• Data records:
— begin —
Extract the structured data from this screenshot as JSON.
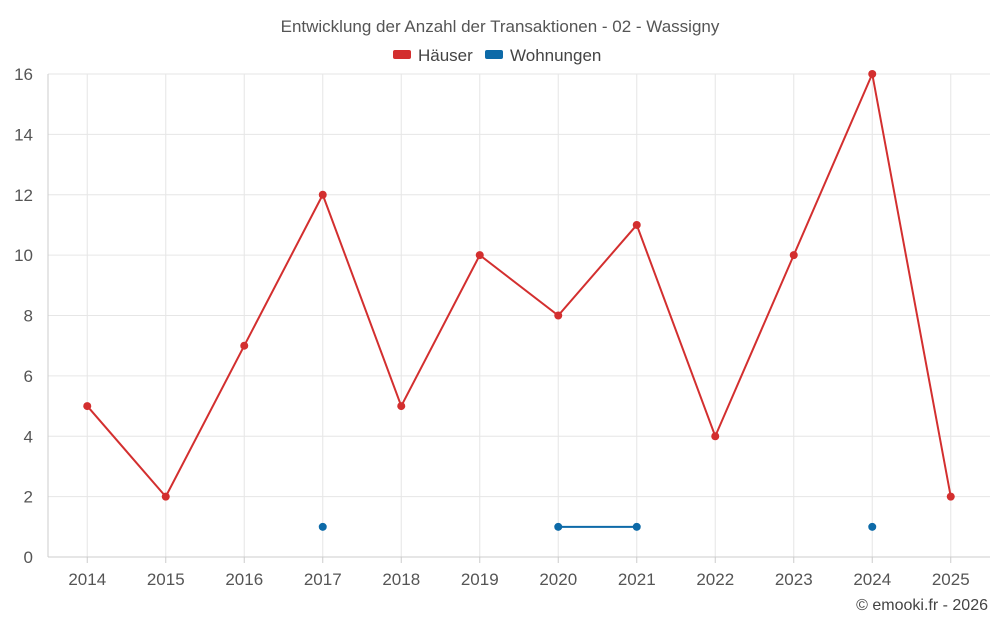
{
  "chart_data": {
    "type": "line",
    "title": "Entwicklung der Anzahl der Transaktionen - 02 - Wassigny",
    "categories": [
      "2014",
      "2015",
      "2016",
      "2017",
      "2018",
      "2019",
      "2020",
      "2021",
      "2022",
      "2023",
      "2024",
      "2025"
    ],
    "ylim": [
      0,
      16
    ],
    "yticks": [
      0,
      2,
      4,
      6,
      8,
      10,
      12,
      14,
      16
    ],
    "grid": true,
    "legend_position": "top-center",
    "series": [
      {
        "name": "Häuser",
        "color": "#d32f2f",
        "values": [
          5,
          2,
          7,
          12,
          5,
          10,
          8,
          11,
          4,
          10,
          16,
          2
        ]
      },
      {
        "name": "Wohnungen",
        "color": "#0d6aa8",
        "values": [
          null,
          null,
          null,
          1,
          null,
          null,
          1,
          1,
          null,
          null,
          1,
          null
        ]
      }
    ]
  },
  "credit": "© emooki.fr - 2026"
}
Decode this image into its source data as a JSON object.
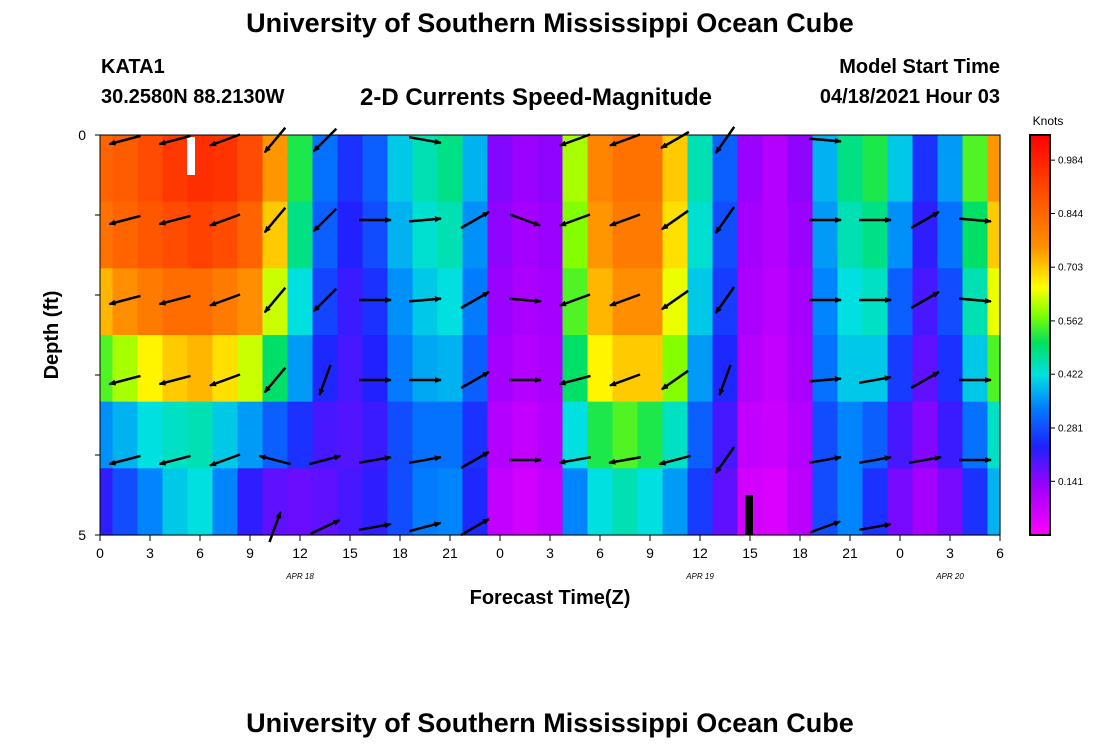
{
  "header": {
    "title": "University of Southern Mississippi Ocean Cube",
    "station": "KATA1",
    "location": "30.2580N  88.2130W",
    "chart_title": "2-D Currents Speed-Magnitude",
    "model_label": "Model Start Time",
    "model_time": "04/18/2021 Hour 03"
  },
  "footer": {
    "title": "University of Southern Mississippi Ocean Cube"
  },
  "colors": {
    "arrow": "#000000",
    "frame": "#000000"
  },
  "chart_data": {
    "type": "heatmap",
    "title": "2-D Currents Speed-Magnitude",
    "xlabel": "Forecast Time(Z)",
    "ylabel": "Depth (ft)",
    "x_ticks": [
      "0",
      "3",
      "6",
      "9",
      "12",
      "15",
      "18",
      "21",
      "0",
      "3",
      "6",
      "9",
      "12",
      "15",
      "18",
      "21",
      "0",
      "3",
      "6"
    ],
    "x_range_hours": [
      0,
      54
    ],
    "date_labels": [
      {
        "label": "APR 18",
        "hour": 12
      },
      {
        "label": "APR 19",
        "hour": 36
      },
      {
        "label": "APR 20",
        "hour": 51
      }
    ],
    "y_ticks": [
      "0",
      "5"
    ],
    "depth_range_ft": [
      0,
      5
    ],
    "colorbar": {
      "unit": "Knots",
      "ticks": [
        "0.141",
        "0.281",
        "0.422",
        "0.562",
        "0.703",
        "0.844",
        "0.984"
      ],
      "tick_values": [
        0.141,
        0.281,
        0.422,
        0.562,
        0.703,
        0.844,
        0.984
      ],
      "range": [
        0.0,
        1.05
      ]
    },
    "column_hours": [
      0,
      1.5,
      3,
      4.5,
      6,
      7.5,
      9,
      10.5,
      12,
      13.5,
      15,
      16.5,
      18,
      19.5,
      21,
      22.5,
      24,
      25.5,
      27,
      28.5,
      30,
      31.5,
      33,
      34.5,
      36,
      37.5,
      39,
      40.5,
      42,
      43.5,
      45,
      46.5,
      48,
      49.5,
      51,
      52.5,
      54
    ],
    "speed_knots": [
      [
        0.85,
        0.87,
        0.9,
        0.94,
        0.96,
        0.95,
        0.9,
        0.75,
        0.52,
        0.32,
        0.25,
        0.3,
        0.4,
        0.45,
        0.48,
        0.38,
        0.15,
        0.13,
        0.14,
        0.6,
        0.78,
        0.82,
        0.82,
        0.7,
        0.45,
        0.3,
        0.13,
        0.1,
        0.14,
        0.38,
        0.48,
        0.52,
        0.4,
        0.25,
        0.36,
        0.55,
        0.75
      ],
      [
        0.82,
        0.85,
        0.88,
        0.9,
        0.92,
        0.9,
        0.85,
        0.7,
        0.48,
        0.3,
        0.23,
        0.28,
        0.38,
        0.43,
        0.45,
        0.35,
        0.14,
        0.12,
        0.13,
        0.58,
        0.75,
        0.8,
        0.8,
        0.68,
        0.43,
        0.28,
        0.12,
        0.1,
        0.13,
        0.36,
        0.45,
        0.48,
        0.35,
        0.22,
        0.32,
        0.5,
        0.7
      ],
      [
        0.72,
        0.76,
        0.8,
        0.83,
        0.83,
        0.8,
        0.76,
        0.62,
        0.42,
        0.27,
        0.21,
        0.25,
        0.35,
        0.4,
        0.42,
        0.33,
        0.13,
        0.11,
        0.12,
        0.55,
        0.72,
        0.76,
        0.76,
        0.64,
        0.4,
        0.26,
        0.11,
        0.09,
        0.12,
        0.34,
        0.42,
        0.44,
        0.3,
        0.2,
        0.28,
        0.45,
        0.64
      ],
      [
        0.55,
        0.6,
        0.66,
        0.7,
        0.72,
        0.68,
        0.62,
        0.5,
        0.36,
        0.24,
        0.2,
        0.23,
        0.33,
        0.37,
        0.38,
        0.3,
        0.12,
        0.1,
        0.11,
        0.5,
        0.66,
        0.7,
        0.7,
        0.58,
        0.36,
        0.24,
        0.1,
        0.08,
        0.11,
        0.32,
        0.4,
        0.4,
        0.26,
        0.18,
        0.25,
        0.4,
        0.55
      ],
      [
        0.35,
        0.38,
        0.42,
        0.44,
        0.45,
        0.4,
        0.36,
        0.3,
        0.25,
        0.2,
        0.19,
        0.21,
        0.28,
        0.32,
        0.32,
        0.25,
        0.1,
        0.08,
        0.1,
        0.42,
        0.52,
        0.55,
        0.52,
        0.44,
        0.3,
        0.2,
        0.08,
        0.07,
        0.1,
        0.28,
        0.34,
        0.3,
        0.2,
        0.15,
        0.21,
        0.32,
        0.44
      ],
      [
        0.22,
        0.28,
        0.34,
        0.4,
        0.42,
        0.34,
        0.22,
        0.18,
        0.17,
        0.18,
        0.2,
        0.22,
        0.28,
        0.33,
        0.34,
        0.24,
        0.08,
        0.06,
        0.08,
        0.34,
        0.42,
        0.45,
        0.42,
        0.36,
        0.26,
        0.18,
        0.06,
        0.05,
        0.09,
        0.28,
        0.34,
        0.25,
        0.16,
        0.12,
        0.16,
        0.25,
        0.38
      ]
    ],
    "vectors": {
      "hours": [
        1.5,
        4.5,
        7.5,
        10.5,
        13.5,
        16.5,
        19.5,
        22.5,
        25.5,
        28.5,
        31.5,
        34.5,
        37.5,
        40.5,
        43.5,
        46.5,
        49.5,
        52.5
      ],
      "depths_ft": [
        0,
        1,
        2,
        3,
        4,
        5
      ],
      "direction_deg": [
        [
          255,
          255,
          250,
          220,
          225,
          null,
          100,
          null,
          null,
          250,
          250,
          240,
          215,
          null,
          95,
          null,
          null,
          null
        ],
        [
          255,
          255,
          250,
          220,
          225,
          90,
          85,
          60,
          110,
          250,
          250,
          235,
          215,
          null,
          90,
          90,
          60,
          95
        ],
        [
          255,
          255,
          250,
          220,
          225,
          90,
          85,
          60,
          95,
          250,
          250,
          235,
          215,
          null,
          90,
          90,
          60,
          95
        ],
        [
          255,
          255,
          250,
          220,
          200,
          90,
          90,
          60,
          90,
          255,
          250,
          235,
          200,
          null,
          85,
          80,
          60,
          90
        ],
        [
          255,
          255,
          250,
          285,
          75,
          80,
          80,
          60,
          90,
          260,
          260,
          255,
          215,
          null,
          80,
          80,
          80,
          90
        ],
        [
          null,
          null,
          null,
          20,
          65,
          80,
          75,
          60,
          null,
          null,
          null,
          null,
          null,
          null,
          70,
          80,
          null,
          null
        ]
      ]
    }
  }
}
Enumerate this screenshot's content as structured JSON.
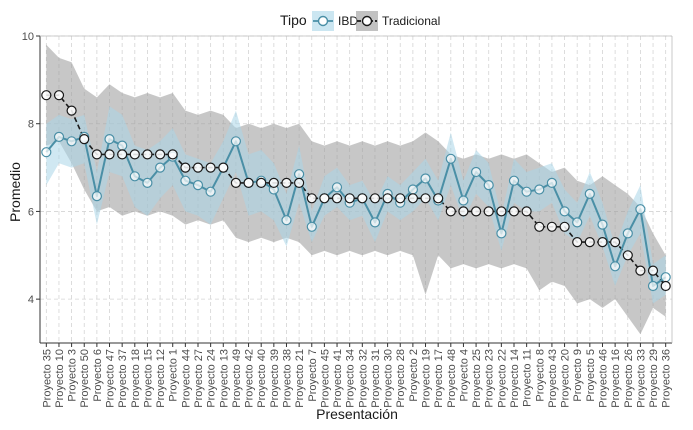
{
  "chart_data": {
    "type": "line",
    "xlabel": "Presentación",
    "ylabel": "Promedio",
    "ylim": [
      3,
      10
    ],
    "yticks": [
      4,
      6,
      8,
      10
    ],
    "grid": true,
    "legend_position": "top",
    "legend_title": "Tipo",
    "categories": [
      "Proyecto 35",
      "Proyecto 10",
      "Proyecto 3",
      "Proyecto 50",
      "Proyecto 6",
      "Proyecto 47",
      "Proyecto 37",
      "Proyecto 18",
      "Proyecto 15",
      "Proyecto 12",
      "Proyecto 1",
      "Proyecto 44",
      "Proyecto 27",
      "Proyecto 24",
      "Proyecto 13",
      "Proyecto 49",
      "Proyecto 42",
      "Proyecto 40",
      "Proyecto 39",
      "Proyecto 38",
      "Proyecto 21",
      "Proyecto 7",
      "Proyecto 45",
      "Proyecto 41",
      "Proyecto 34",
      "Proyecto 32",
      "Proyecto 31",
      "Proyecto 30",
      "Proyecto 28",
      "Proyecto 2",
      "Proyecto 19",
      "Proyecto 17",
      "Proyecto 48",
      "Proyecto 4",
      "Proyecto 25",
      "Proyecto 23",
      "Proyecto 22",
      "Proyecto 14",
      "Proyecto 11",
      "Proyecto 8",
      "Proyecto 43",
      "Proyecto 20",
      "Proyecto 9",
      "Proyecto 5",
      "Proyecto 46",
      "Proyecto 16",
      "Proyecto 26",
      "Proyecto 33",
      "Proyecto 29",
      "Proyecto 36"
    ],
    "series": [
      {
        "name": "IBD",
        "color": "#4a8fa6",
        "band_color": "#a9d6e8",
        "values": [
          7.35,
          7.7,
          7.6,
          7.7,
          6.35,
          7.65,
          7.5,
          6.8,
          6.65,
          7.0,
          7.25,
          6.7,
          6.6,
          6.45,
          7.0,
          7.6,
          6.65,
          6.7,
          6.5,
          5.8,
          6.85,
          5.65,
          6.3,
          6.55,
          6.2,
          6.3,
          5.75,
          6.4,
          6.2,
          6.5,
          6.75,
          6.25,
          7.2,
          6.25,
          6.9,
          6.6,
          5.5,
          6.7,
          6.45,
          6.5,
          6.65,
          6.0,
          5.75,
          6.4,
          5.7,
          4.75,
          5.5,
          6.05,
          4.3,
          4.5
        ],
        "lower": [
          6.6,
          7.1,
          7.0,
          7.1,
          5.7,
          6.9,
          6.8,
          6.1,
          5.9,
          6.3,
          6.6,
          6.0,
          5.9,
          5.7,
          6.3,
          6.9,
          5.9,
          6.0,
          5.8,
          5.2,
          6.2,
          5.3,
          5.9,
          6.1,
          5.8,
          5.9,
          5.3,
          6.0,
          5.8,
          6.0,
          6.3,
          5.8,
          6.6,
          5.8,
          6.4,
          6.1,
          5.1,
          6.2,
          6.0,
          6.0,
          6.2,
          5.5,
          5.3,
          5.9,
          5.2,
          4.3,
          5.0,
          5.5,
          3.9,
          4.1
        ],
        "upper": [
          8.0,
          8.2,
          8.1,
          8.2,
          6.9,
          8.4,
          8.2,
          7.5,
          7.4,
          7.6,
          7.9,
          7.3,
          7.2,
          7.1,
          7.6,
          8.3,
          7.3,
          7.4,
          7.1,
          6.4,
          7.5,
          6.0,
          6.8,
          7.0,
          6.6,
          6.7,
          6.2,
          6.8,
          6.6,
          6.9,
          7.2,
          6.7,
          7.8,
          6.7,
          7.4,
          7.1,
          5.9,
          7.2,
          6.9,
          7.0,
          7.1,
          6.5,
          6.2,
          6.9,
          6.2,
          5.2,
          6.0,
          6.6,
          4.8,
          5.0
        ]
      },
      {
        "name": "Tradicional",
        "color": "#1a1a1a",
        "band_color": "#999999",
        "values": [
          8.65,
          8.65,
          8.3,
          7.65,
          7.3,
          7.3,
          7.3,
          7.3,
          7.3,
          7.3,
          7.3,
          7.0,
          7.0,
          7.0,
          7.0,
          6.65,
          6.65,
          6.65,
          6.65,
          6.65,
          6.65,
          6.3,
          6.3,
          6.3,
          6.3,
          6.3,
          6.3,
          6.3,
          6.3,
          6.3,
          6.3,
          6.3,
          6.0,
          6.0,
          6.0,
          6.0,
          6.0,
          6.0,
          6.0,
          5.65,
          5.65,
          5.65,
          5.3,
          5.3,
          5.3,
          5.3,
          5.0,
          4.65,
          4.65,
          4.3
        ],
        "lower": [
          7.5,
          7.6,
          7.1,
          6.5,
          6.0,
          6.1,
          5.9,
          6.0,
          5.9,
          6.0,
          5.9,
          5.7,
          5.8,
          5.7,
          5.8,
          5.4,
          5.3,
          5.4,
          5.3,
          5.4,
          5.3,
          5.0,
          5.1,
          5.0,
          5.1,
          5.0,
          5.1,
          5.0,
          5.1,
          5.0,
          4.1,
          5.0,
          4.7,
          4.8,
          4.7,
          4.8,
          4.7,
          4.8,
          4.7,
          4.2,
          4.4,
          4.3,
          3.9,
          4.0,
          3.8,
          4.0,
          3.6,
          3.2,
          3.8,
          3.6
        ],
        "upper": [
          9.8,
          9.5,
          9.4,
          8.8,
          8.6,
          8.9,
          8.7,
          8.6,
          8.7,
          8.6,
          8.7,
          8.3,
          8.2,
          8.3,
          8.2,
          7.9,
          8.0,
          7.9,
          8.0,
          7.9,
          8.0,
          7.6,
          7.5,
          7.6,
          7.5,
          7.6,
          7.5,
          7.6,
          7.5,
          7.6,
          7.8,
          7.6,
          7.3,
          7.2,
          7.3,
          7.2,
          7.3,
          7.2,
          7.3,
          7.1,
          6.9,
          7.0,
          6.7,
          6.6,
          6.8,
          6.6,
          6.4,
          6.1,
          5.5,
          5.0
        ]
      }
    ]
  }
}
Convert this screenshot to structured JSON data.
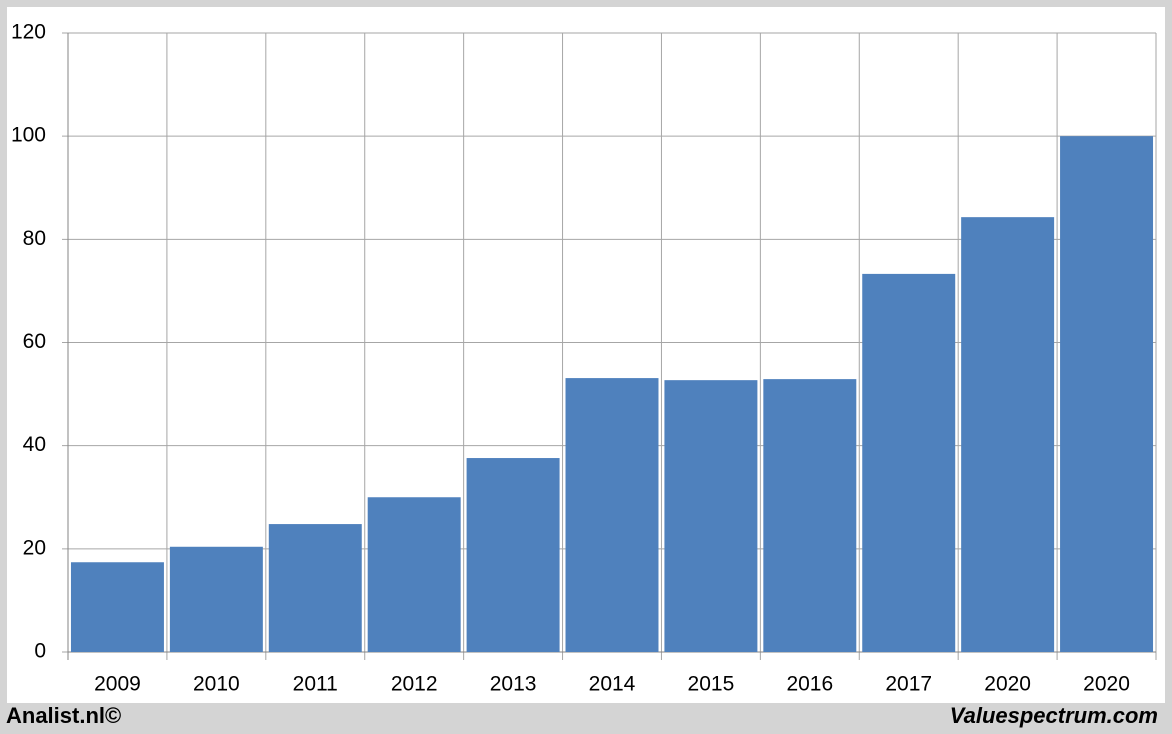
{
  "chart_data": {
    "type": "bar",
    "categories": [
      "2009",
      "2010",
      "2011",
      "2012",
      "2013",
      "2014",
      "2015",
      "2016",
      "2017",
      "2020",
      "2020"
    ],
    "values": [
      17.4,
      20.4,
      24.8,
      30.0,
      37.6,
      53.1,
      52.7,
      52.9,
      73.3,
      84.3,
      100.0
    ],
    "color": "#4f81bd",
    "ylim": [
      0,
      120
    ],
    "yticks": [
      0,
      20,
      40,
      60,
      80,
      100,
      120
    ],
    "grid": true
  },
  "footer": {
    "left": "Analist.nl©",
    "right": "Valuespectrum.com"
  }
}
— end —
• Written task: Write out exactly the lines beginning with the line that holds "Convert this screenshot" and ending with the final line of the data, both ends included, without the pictures.

• Expected answer:
Convert this screenshot to structured JSON data.
{
  "chart_data": {
    "type": "bar",
    "categories": [
      "2009",
      "2010",
      "2011",
      "2012",
      "2013",
      "2014",
      "2015",
      "2016",
      "2017",
      "2020",
      "2020"
    ],
    "values": [
      17.4,
      20.4,
      24.8,
      30.0,
      37.6,
      53.1,
      52.7,
      52.9,
      73.3,
      84.3,
      100.0
    ],
    "color": "#4f81bd",
    "ylim": [
      0,
      120
    ],
    "yticks": [
      0,
      20,
      40,
      60,
      80,
      100,
      120
    ],
    "grid": true
  },
  "footer": {
    "left": "Analist.nl©",
    "right": "Valuespectrum.com"
  }
}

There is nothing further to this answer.